● Aim
Pull every line of the entries that has the word "more".

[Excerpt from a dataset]

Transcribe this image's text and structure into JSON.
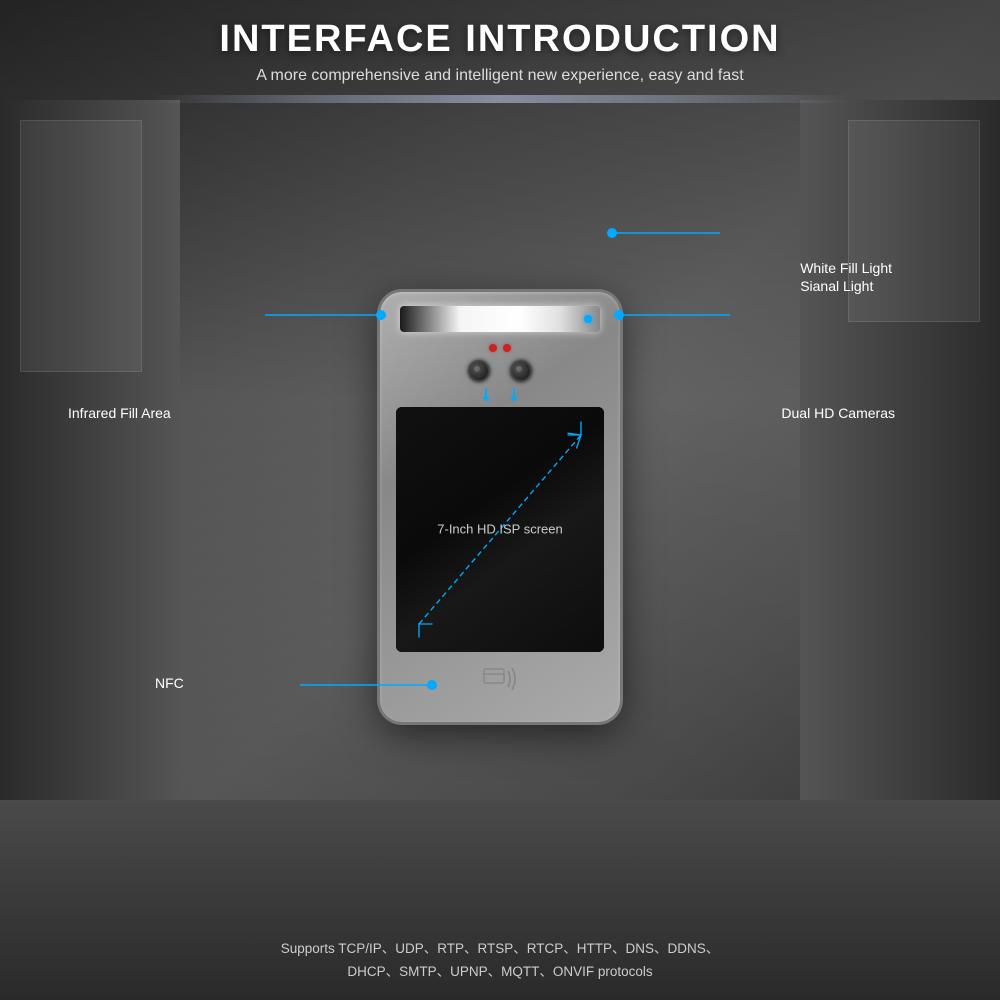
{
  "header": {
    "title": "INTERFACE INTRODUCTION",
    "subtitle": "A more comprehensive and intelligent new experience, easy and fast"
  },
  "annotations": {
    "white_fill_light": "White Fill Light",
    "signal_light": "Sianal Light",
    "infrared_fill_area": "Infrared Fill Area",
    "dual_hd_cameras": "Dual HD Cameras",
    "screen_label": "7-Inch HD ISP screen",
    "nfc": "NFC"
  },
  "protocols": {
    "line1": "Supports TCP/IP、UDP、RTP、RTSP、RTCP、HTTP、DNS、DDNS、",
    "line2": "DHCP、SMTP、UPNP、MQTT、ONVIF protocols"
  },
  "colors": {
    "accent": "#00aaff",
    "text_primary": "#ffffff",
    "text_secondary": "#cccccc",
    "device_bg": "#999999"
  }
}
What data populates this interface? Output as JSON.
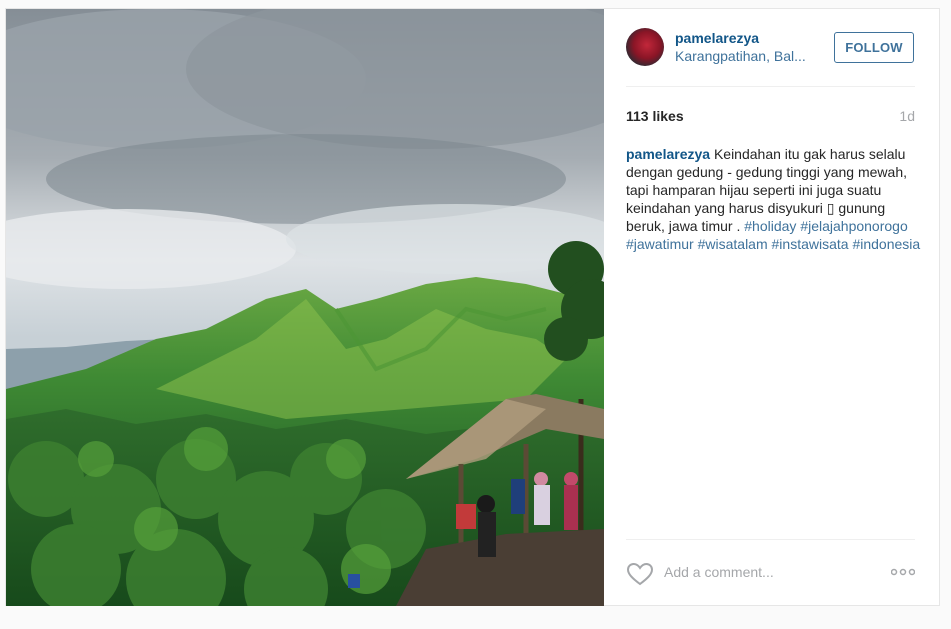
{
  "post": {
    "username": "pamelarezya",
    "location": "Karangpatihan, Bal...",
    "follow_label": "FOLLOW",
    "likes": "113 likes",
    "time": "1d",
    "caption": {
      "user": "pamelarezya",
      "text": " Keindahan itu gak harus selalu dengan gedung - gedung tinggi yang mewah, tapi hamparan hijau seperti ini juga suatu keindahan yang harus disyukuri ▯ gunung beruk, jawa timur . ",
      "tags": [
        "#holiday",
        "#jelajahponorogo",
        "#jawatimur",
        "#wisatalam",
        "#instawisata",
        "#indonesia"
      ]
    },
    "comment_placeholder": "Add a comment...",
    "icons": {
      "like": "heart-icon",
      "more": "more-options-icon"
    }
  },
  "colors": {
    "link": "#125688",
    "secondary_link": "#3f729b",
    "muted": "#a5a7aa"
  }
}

● Solution for this task
    "subtitle": "A more comprehensive and intelligent new experience, easy and fast"
      "more": "more-options-icon"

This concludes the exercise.